──────── Data lines ────────

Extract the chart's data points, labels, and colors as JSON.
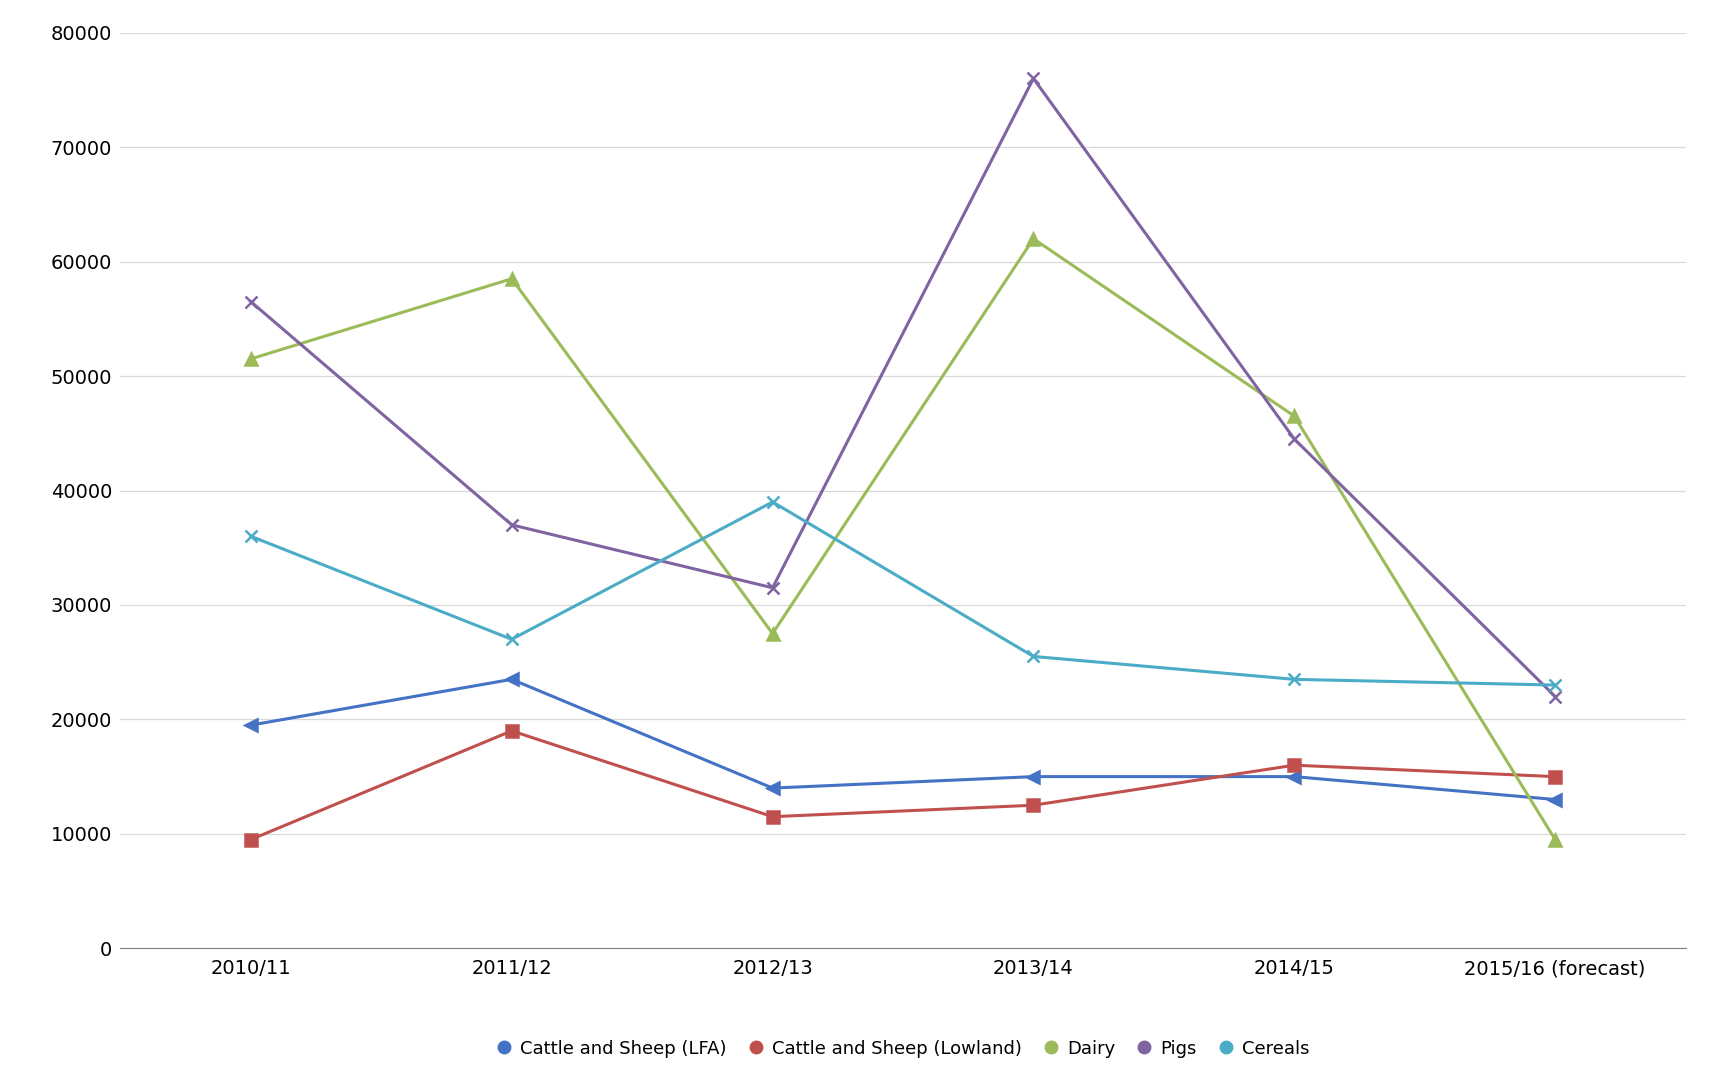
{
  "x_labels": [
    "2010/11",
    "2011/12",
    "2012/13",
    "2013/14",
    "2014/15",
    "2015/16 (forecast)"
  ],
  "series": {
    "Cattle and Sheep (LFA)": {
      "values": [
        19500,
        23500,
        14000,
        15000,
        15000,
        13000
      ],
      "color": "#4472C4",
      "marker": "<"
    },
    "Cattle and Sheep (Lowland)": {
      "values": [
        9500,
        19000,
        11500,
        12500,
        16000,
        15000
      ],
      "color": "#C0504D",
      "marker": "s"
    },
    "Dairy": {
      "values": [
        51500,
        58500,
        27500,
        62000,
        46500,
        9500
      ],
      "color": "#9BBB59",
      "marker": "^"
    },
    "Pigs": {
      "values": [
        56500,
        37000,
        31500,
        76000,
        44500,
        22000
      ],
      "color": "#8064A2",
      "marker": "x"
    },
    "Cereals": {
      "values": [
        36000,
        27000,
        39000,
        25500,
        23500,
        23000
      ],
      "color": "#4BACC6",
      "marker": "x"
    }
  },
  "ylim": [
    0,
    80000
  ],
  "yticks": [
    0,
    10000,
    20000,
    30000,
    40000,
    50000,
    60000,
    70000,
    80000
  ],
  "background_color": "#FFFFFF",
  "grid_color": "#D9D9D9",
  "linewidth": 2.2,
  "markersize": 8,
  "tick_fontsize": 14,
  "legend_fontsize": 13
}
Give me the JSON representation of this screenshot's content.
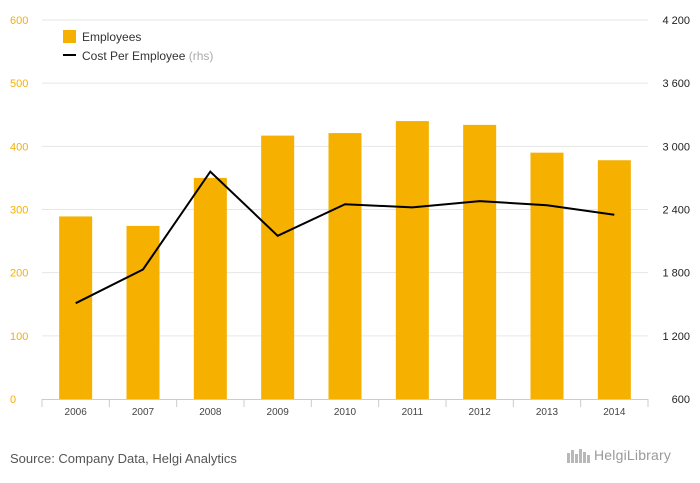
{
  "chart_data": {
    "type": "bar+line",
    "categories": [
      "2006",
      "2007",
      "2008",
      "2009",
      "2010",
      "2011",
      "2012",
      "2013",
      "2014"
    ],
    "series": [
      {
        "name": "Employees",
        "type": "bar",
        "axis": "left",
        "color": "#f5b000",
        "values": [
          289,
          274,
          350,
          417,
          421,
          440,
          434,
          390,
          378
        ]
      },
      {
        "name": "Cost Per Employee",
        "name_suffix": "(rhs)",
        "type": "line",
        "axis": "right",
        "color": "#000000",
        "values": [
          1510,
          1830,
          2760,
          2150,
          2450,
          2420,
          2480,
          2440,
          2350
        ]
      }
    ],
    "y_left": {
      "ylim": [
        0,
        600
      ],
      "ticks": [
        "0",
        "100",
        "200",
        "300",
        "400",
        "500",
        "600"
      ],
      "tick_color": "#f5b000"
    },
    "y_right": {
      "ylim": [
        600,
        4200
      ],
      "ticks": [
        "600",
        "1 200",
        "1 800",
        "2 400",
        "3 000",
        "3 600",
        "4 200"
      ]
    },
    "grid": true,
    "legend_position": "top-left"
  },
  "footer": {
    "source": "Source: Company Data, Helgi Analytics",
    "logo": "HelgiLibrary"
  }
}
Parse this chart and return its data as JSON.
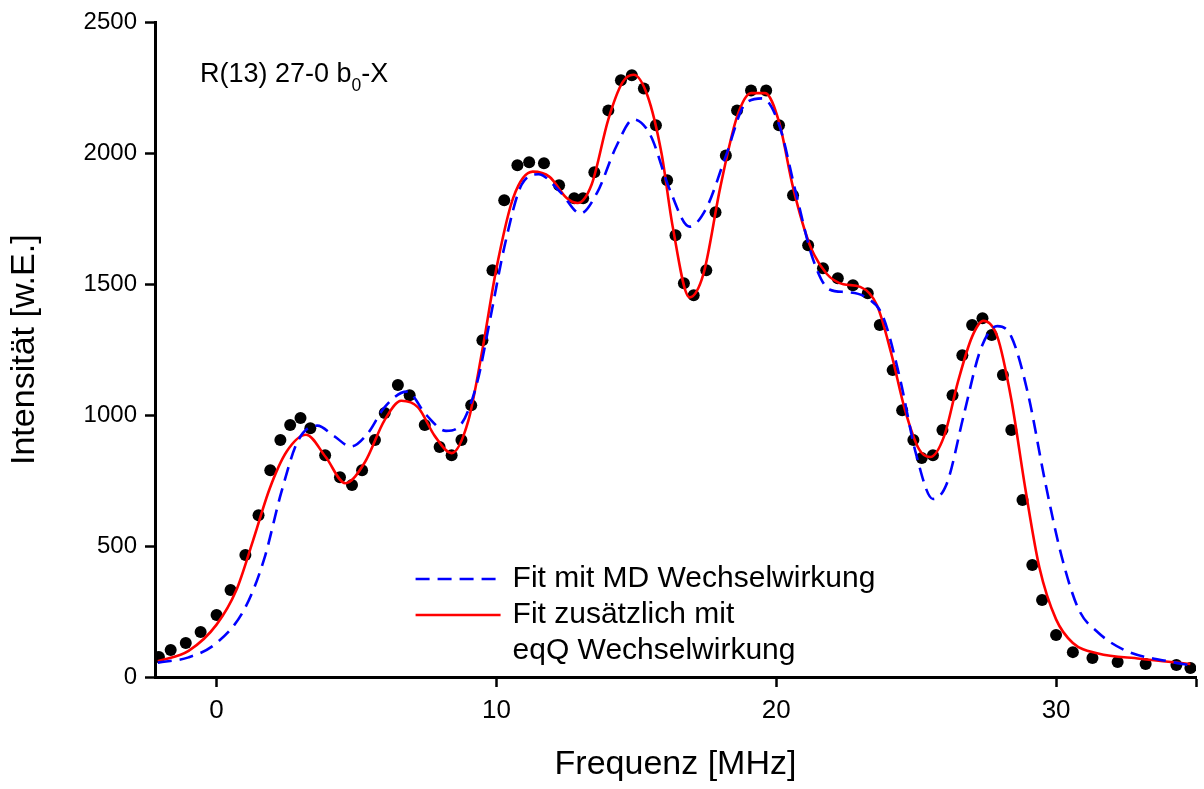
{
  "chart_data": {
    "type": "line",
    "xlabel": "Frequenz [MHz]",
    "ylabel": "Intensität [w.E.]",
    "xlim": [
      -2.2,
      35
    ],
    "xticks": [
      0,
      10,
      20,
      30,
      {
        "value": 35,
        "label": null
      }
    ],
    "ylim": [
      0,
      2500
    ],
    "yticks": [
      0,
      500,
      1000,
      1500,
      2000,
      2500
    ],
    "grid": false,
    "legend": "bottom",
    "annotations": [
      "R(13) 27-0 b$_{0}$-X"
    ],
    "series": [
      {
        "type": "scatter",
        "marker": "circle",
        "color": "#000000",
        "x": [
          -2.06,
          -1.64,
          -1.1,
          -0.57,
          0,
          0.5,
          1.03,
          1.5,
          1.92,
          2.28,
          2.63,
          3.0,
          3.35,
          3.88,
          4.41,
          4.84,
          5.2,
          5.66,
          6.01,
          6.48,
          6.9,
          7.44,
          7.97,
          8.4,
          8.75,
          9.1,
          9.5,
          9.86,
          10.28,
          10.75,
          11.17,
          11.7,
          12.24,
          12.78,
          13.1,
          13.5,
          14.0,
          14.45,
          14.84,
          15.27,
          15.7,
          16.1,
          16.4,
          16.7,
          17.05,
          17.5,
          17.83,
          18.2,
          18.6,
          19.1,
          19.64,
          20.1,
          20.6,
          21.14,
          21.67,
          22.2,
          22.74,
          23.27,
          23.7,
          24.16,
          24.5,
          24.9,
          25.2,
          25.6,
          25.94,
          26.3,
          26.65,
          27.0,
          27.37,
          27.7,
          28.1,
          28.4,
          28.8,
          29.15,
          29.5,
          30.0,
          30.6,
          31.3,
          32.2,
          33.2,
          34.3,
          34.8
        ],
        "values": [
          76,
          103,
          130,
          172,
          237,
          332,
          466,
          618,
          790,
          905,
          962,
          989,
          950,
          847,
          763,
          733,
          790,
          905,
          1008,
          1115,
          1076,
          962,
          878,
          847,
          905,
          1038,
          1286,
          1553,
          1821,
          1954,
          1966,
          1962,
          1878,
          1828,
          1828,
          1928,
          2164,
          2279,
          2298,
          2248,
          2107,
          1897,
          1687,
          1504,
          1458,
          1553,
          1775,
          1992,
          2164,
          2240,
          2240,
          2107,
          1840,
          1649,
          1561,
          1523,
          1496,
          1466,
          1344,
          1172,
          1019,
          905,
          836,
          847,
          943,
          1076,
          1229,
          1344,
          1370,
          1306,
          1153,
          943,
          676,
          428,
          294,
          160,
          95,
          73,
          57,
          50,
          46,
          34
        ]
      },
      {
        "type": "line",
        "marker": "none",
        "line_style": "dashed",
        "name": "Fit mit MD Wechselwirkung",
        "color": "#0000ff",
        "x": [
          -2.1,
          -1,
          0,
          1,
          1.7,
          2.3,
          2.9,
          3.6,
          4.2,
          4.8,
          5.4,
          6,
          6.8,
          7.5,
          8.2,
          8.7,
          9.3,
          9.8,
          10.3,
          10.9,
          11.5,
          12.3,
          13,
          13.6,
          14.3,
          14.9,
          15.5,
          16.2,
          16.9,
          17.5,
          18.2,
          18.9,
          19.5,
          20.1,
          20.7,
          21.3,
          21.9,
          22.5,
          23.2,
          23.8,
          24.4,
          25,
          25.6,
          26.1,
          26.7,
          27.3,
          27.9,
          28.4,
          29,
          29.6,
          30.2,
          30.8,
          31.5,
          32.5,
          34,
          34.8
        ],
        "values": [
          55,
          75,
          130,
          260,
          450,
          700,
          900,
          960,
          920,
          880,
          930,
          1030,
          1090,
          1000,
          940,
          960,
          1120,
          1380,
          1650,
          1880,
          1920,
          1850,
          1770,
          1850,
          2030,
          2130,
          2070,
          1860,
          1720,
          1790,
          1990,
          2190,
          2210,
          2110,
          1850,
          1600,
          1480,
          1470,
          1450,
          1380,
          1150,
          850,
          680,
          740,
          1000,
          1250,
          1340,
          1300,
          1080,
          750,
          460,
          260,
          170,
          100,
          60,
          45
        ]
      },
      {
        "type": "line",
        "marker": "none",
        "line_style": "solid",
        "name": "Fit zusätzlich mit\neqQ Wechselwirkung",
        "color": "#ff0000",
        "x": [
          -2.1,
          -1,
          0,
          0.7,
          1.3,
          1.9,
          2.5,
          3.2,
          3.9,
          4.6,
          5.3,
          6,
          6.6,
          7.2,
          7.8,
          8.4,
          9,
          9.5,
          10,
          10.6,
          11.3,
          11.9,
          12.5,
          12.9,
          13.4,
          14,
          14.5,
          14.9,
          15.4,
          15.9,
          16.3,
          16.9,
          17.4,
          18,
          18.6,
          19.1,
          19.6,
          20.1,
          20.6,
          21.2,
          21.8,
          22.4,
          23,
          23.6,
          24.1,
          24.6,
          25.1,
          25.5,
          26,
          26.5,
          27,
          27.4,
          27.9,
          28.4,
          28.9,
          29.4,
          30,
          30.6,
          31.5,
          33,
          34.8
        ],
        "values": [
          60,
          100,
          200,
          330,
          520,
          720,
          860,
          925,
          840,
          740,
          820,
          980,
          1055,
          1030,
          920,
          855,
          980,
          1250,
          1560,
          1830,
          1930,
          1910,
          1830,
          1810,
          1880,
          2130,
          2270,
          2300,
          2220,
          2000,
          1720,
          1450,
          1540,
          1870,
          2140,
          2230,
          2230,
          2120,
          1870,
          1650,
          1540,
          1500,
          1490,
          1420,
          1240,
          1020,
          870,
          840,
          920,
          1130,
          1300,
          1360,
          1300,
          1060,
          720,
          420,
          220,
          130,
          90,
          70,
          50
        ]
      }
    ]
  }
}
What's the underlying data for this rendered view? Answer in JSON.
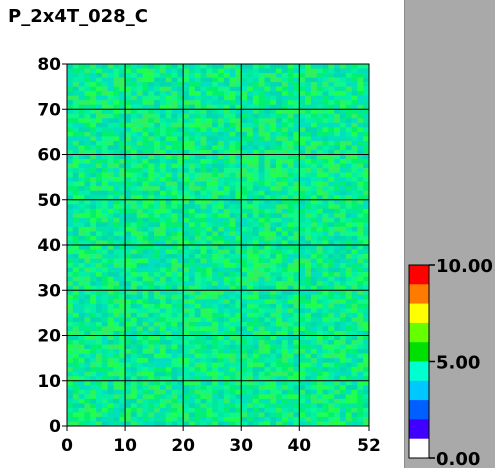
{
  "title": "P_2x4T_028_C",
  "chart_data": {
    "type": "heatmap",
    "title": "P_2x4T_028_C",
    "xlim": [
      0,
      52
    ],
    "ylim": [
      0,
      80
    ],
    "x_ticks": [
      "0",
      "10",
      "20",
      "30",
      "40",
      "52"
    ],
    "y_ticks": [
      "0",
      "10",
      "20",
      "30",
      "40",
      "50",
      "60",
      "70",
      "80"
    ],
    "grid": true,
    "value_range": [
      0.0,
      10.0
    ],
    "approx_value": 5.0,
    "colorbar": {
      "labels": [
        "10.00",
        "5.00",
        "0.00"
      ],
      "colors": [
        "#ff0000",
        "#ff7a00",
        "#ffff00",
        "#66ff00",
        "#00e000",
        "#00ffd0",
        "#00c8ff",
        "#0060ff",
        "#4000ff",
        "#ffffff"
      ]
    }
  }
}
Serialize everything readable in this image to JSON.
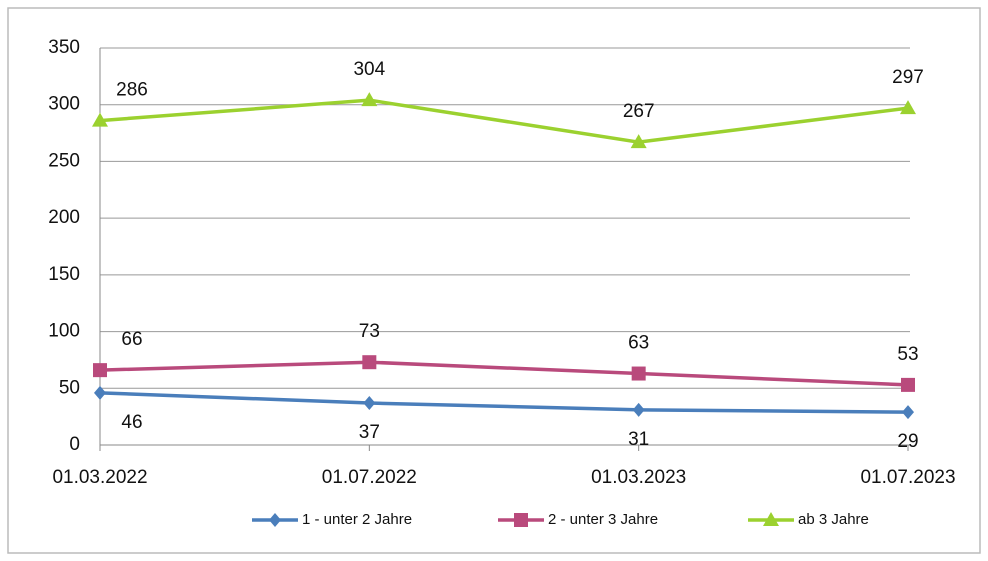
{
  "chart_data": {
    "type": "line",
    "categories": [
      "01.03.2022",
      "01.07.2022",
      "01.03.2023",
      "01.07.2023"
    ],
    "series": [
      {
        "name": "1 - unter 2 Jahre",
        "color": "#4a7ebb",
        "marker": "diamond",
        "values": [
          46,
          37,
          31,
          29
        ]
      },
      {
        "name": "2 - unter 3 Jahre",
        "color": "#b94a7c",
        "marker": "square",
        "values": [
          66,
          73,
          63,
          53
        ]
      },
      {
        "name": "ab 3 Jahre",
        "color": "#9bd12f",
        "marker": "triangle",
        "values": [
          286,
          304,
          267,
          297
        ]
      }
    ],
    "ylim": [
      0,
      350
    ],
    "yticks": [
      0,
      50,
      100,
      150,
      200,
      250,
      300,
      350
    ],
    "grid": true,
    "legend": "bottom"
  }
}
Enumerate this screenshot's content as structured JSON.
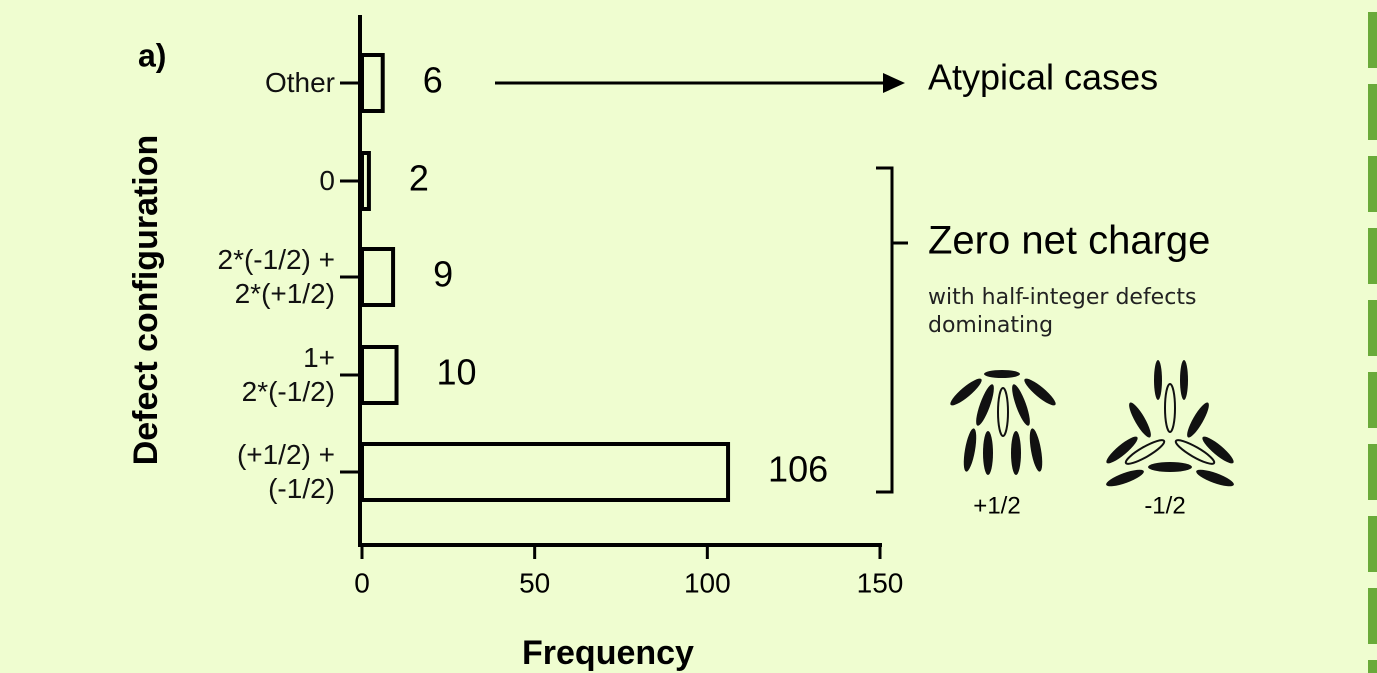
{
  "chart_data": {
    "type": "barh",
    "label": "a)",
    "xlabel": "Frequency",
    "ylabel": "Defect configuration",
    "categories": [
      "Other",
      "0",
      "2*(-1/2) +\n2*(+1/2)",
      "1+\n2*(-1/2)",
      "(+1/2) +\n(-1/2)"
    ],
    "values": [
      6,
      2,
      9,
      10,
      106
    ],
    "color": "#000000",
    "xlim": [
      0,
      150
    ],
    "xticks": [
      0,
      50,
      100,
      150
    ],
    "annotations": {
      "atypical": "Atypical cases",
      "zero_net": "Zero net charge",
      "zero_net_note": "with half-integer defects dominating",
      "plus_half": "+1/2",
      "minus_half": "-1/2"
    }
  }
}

────────

> [What is asked]: Search the entries for the word "content", then list each line that holds it.

> [Solution to the exercise]:
Give me the JSON representation of this screenshot's content.
Enumerate this screenshot's content as structured JSON.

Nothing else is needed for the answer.